● Document extract:
⟨

The only think I am not sure about is whether asm.js allows objects as local variables. My take on the specification (
) is that it does, in fact, not support this - the asm.js type system is fairly restrictive. However, heap pointers are obviously supported and so is access to the heap or stack at a certain pointer plus offset. Basically, one had to apply the same rule with which a local struct variable is currently mapped. I strongly suspect it becomes a heap or stack pointer.

⟩

(Dataset excerpts)
⟨

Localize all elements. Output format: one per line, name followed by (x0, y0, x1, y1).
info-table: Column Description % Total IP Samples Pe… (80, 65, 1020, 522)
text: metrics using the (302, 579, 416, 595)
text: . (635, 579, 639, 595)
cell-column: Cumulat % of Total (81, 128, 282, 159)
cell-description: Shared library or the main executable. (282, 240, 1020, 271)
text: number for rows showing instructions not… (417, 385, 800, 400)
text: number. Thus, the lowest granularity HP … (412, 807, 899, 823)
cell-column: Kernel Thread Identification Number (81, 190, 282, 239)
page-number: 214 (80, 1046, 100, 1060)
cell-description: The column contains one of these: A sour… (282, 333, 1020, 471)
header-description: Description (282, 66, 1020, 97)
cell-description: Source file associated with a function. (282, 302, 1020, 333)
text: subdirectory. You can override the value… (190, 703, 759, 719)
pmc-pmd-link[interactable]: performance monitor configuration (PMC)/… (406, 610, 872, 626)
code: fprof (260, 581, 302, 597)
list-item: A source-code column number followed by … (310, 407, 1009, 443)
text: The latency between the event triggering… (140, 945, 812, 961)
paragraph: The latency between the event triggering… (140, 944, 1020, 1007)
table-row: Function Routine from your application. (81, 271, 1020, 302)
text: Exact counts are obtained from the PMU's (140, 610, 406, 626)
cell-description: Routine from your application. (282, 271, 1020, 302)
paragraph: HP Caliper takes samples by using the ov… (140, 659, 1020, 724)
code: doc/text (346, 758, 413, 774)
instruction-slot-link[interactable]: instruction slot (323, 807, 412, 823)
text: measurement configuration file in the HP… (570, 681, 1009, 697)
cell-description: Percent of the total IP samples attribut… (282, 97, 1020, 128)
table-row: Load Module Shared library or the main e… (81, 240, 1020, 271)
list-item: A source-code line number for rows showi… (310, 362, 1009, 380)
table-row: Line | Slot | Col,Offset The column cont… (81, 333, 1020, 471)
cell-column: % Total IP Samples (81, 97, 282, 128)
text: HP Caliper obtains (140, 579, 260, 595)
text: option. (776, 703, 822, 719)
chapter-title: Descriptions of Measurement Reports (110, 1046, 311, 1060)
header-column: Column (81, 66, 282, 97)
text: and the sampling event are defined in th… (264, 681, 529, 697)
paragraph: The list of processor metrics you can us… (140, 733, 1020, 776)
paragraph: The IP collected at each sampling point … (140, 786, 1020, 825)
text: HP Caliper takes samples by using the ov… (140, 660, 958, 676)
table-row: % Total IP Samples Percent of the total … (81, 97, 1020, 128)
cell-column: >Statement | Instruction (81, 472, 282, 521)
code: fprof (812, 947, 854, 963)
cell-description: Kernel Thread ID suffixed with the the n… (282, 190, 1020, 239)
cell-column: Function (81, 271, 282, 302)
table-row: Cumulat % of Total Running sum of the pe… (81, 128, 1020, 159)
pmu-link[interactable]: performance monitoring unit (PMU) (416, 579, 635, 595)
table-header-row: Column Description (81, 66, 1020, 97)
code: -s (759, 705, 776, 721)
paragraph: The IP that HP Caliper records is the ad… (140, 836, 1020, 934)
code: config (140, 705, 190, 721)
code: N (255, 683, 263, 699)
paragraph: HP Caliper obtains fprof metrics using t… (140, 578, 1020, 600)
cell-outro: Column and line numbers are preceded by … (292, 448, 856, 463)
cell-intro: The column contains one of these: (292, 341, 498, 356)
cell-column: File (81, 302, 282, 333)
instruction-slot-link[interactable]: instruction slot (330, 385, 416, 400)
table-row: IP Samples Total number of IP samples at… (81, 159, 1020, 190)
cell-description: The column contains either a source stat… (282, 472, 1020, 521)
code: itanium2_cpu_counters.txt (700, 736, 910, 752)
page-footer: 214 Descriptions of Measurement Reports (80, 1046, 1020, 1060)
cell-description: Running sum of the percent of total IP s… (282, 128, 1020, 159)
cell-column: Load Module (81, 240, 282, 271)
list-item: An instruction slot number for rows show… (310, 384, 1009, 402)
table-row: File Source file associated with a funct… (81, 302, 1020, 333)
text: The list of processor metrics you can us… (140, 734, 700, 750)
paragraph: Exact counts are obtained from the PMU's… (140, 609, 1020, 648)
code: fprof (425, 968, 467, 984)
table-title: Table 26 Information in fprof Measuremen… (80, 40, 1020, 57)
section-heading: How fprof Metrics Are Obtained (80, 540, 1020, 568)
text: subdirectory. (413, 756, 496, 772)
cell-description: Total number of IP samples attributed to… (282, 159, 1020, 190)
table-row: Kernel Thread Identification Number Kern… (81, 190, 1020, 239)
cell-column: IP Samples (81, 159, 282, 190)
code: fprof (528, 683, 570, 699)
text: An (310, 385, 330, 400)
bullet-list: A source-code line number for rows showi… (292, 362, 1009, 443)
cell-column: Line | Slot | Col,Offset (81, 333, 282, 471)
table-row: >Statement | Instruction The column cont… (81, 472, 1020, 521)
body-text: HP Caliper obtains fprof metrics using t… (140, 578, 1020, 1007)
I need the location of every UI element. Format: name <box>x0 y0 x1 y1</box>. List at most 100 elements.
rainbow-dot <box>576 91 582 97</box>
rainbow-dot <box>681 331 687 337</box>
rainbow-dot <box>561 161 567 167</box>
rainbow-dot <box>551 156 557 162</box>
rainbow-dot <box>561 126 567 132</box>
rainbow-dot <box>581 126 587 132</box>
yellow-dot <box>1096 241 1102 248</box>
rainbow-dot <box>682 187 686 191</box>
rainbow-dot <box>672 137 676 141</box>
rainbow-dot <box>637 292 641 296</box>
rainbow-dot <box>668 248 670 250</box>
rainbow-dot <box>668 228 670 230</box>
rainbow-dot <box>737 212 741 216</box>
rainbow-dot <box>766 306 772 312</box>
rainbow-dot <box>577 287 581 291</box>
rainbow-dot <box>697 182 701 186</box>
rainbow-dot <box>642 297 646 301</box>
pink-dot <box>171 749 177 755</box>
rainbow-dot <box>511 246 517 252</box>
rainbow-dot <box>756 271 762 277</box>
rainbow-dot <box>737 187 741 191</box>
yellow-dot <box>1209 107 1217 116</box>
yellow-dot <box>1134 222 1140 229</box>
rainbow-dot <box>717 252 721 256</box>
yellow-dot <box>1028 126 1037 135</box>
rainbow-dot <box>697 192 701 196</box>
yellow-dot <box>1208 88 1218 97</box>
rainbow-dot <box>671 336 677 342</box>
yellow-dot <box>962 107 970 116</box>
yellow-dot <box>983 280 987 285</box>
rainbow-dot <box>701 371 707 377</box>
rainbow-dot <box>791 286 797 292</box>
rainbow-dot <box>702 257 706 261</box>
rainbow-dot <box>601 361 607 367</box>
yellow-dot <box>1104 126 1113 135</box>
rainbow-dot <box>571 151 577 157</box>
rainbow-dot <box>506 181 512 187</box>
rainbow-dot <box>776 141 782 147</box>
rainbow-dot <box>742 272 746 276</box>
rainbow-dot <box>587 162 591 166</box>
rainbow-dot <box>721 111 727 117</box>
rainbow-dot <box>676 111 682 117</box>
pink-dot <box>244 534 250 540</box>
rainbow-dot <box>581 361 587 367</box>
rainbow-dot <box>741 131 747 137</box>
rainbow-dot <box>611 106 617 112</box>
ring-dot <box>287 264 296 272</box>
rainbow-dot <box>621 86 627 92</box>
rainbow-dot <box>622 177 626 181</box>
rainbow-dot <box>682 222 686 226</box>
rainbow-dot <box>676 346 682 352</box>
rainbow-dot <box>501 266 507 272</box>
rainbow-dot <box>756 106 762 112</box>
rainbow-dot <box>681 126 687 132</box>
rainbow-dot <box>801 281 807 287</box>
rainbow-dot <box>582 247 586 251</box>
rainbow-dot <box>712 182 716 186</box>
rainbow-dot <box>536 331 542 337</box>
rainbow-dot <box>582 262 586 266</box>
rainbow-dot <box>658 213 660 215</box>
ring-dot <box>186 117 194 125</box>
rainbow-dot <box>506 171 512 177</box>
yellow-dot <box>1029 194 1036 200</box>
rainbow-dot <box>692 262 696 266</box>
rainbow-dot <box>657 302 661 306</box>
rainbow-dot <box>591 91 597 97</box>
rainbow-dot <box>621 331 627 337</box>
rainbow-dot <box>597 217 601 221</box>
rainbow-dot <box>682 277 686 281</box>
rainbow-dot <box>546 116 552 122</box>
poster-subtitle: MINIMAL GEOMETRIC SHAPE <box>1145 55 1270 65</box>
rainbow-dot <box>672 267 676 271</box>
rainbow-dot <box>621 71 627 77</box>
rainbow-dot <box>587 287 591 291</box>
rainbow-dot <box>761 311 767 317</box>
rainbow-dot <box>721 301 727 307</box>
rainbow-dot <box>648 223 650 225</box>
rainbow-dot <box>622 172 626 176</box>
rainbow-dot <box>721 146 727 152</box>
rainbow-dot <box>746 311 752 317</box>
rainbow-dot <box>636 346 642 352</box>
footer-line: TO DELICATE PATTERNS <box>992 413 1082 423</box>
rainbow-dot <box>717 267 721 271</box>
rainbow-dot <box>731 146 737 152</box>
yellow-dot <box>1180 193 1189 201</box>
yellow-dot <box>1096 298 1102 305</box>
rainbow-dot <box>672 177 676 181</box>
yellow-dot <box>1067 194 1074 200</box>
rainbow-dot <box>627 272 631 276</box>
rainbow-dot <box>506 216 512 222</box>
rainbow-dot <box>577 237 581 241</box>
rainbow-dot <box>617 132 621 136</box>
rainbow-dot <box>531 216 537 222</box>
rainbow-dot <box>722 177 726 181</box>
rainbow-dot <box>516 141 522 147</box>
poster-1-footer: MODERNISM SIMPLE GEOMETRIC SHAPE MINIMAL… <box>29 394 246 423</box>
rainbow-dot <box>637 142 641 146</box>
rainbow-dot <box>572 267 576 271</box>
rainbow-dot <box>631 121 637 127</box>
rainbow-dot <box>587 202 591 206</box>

⟩

● Aim of the task: Copy out the whole asm.js passage above, word for word.

● Response area:
The only think I am not sure about is whether asm.js allows objects as local variables. My take on the specification (
) is that it does, in fact, not support this - the asm.js type system is fairly restrictive. However, heap pointers are obviously supported and so is access to the heap or stack at a certain pointer plus offset. Basically, one had to apply the same rule with which a local struct variable is currently mapped. I strongly suspect it becomes a heap or stack pointer.